• [Work required] Identify the lines that contain the word "chevron", then copy them.

• [Data excerpts]
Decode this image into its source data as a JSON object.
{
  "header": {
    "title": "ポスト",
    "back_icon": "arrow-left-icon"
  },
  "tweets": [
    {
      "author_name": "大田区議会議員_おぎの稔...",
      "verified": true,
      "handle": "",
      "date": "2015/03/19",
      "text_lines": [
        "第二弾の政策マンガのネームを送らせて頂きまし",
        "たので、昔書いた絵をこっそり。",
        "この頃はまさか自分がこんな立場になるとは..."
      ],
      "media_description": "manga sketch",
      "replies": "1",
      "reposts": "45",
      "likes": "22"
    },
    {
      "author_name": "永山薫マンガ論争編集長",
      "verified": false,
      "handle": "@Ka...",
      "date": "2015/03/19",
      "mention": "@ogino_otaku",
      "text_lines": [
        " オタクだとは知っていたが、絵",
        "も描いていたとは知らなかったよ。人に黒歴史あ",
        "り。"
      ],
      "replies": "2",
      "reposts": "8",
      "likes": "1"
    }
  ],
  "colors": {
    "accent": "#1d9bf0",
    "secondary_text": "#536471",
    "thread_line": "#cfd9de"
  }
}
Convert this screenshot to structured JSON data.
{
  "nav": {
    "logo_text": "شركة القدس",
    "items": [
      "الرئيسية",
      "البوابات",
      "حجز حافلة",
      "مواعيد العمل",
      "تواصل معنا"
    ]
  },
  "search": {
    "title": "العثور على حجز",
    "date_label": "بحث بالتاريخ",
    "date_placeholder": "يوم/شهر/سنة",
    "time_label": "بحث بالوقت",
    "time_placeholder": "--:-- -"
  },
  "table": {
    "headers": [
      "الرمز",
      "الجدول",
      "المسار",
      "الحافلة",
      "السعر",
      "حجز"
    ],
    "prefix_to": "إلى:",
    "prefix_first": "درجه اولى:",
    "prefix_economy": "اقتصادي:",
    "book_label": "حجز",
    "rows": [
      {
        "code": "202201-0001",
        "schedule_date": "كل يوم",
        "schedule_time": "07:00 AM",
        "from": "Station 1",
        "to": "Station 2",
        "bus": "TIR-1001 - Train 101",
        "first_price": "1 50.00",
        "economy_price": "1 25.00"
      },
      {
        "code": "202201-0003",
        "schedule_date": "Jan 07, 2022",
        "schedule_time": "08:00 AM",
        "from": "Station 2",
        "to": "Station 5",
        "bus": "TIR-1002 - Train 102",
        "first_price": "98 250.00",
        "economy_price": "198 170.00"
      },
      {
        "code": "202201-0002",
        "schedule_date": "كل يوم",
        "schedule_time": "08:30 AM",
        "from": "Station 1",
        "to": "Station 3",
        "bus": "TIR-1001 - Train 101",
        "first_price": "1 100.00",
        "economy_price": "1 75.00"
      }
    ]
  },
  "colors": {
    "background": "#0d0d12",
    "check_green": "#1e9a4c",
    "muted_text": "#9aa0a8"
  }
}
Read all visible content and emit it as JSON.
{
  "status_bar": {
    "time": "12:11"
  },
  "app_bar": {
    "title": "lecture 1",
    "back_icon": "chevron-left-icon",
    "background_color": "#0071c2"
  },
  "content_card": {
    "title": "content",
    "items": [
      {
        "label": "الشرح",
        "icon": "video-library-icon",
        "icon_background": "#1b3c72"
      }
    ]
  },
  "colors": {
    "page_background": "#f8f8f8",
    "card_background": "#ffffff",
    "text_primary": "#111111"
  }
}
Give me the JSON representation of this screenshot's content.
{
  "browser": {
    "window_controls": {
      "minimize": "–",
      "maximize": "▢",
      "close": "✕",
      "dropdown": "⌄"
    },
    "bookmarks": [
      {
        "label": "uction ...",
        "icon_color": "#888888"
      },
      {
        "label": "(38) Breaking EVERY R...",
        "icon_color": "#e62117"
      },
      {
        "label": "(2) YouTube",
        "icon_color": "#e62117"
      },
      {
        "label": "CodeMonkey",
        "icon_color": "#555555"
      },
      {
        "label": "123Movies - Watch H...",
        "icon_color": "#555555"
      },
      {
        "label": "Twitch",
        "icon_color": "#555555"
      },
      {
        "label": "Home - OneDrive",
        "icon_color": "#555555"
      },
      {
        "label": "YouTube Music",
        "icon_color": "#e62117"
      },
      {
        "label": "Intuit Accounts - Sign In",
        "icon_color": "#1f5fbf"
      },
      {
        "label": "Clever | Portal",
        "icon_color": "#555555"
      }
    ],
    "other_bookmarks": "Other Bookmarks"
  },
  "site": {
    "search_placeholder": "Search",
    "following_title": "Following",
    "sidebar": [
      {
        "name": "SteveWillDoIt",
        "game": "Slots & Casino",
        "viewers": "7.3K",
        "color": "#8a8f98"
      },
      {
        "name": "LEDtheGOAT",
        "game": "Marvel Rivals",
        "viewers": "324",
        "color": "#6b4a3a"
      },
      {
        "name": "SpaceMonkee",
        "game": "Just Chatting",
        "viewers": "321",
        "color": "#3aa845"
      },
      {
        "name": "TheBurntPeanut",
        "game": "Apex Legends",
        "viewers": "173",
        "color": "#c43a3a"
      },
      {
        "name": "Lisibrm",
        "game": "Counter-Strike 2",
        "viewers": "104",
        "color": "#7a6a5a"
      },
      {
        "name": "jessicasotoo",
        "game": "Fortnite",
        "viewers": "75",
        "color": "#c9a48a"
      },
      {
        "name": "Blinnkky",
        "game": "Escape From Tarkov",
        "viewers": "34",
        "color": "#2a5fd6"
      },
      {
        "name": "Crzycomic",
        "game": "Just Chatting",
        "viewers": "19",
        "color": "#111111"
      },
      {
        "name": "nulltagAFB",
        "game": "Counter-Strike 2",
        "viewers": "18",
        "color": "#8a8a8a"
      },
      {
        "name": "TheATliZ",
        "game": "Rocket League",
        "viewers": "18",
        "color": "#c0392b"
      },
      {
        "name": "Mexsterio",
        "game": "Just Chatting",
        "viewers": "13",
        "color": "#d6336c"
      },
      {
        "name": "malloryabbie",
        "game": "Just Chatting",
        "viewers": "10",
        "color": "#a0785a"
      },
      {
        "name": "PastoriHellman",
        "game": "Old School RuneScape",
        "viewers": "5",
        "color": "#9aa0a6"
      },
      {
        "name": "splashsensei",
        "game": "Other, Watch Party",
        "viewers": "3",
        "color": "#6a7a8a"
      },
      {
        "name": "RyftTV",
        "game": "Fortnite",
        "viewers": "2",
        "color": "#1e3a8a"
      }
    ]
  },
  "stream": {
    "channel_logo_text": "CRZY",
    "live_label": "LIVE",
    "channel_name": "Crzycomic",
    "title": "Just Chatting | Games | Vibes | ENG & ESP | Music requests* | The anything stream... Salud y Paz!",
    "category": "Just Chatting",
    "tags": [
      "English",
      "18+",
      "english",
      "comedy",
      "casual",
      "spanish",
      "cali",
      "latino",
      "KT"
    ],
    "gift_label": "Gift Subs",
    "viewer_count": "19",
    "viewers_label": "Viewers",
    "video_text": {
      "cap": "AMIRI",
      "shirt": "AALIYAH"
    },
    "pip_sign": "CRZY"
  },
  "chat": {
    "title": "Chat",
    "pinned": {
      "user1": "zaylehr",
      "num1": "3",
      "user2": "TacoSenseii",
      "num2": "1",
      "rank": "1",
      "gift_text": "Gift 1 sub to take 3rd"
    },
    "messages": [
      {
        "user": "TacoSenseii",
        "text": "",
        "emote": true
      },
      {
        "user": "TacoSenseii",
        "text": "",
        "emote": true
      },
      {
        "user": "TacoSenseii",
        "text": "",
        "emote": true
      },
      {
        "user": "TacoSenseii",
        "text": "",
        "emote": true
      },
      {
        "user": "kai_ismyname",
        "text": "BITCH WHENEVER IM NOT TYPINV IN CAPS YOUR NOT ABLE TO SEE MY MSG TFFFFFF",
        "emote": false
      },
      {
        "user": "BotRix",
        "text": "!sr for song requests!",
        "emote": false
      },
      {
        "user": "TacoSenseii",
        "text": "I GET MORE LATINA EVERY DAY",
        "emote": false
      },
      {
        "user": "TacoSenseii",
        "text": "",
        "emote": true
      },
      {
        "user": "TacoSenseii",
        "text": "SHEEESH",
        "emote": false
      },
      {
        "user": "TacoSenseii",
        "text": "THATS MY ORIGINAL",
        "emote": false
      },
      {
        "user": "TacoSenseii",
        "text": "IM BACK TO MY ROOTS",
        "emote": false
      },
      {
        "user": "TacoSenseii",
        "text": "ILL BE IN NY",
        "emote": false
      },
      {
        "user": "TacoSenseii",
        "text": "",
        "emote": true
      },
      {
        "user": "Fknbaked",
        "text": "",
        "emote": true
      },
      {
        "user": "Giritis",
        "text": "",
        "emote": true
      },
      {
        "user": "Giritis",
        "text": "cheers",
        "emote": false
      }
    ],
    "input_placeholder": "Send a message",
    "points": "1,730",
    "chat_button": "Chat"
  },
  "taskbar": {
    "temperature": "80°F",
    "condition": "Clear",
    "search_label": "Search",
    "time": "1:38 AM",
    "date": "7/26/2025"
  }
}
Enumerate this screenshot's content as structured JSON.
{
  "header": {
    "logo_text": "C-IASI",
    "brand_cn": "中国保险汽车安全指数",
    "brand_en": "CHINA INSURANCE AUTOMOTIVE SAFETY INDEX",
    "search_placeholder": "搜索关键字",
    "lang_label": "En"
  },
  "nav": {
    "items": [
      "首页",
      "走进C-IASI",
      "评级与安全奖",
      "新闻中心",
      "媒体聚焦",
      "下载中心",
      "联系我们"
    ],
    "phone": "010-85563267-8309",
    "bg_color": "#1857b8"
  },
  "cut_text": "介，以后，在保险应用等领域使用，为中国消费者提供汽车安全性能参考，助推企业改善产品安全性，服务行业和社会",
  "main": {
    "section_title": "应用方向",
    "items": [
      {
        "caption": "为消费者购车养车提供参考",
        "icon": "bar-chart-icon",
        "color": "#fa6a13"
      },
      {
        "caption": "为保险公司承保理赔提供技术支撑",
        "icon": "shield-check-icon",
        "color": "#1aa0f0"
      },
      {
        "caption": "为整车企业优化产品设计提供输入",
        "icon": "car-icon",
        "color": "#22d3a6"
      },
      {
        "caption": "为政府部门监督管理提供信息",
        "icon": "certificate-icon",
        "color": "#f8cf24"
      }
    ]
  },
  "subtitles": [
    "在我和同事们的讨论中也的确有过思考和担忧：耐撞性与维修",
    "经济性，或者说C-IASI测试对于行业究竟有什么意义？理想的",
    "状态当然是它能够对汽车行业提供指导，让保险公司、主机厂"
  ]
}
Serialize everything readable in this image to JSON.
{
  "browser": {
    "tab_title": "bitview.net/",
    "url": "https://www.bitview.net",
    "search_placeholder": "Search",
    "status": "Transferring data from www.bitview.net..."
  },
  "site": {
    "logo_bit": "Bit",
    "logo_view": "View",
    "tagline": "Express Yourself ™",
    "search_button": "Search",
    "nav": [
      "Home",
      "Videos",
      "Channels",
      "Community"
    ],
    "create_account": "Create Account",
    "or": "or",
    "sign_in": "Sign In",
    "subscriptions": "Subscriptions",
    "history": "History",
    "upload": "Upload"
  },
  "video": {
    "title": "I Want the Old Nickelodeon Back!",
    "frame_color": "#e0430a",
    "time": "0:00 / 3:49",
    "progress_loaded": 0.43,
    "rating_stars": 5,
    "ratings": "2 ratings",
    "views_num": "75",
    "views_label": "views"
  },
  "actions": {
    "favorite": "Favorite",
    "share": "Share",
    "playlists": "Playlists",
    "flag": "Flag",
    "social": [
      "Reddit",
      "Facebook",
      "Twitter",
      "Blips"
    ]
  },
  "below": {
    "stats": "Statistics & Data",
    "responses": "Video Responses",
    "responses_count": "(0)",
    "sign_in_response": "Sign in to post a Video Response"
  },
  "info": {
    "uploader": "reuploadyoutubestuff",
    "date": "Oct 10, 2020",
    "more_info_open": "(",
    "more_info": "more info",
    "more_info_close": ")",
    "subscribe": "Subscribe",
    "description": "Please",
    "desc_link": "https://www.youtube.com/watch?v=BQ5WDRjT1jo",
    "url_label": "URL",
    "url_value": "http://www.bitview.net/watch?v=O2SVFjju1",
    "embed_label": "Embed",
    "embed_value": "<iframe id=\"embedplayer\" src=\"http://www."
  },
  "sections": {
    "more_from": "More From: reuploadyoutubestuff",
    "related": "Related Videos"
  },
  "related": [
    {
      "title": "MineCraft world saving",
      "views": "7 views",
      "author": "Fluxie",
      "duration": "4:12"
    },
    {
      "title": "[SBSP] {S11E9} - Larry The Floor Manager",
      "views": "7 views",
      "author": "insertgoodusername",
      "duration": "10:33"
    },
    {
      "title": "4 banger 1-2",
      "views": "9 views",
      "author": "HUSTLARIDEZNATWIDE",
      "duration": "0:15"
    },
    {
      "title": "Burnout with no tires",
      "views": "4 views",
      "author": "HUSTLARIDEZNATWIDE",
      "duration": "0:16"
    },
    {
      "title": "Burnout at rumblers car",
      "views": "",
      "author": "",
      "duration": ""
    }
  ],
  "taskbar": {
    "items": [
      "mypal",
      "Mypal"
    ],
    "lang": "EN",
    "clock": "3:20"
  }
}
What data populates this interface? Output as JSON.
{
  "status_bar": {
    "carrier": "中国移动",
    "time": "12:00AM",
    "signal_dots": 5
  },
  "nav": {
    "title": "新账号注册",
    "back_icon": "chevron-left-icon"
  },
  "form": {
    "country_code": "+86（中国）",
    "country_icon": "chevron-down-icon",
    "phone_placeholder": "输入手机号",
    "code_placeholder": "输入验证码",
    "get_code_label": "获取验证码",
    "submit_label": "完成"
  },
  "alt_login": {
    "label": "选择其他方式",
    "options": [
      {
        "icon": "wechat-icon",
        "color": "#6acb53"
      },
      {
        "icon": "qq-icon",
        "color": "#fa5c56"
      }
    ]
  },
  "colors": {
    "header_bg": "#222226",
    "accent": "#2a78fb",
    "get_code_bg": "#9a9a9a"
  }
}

• [Right answer]
    "back_icon": "chevron-left-icon",
    "back_icon": "chevron-left-icon"
    "country_icon": "chevron-down-icon",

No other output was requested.